Goal: Reproduce verbatim the lines in the records below, from the line containing "data-privacy-front-image[interactable] [1354,130,1570,411]" through the line containing "sidebar-item-logs[interactable]: Logs [0,174,232,218]", including both of those lines.

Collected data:
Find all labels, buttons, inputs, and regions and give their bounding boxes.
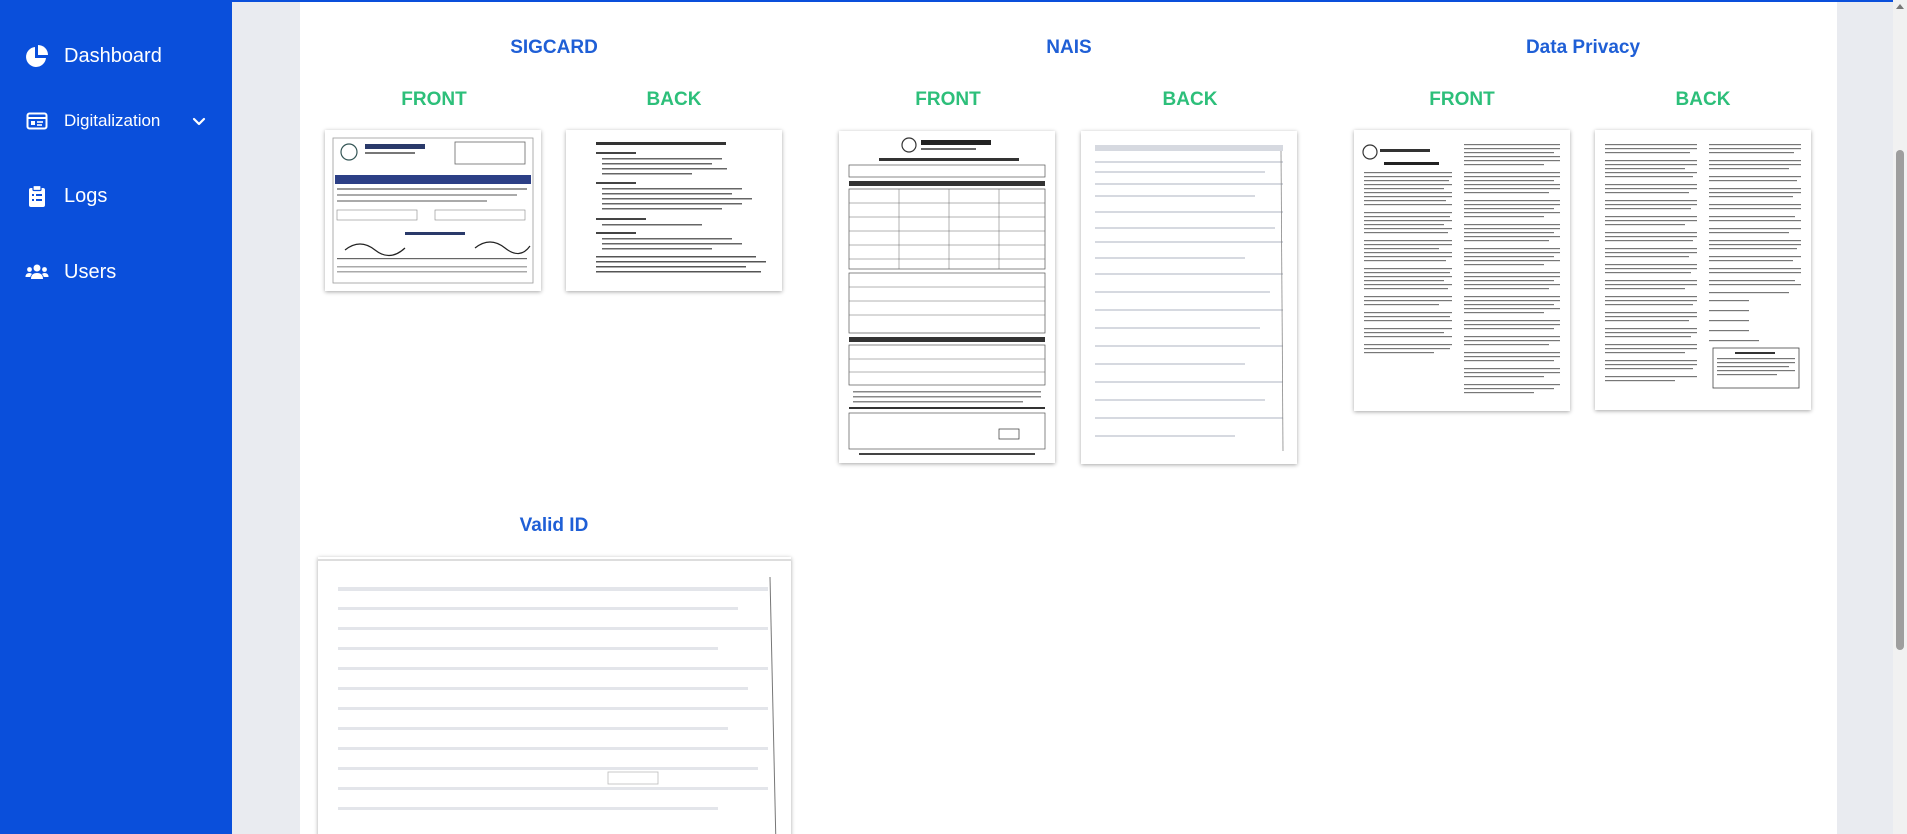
data-privacy-front-image[interactable] [1354,130,1570,411]
sidebar-item-digitalization[interactable]: Digitalization [0,99,232,143]
document-viewer-card: SIGCARD FRONT BACK NAIS FRONT BACK Data … [300,2,1837,834]
sigcard-front-image[interactable] [325,130,541,291]
scroll-up-arrow-icon[interactable] [1896,4,1904,9]
section-title-data-privacy: Data Privacy [1525,37,1641,58]
section-title-valid-id: Valid ID [519,515,589,536]
sidebar-item-dashboard[interactable]: Dashboard [0,34,232,78]
data-privacy-back-label: BACK [1675,89,1731,110]
sidebar-item-logs[interactable]: Logs [0,174,232,218]
sidebar-item-label: Digitalization [64,111,161,130]
section-title-nais: NAIS [1046,37,1092,58]
sigcard-back-image[interactable] [566,130,782,291]
sidebar-item-label: Users [64,260,117,283]
nais-front-image[interactable] [839,131,1055,463]
sidebar-item-users[interactable]: Users [0,250,232,294]
data-privacy-front-label: FRONT [1429,89,1495,110]
users-icon [24,259,50,285]
nais-back-label: BACK [1162,89,1218,110]
sidebar-item-label: Dashboard [64,44,162,67]
sidebar: Dashboard Digitalization Logs Users [0,0,232,834]
clipboard-icon [24,183,50,209]
scrollbar-thumb[interactable] [1896,150,1904,650]
chevron-down-icon[interactable] [190,112,208,130]
page-scrollbar[interactable] [1893,0,1907,834]
sigcard-front-label: FRONT [401,89,467,110]
valid-id-image[interactable] [318,557,791,834]
id-card-icon [24,108,50,134]
data-privacy-back-image[interactable] [1595,130,1811,410]
nais-front-label: FRONT [915,89,981,110]
nais-back-image[interactable] [1081,131,1297,464]
pie-chart-icon [24,43,50,69]
sidebar-item-label: Logs [64,184,108,207]
sigcard-back-label: BACK [646,89,702,110]
section-title-sigcard: SIGCARD [510,37,598,58]
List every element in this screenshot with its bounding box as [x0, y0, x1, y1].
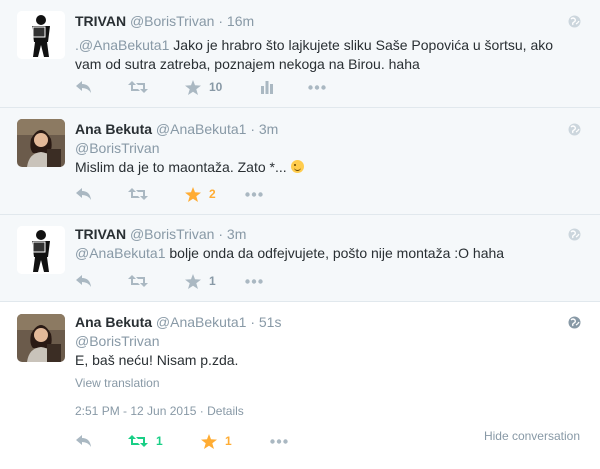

Result of this exercise:
data-privacy-front-image[interactable] [1354,130,1570,411]
sidebar-item-digitalization[interactable]: Digitalization [0,99,232,143]
document-viewer-card: SIGCARD FRONT BACK NAIS FRONT BACK Data … [300,2,1837,834]
sigcard-front-image[interactable] [325,130,541,291]
scroll-up-arrow-icon[interactable] [1896,4,1904,9]
section-title-data-privacy: Data Privacy [1525,37,1641,58]
section-title-valid-id: Valid ID [519,515,589,536]
sidebar-item-dashboard[interactable]: Dashboard [0,34,232,78]
data-privacy-back-label: BACK [1675,89,1731,110]
sidebar-item-logs[interactable]: Logs [0,174,232,218]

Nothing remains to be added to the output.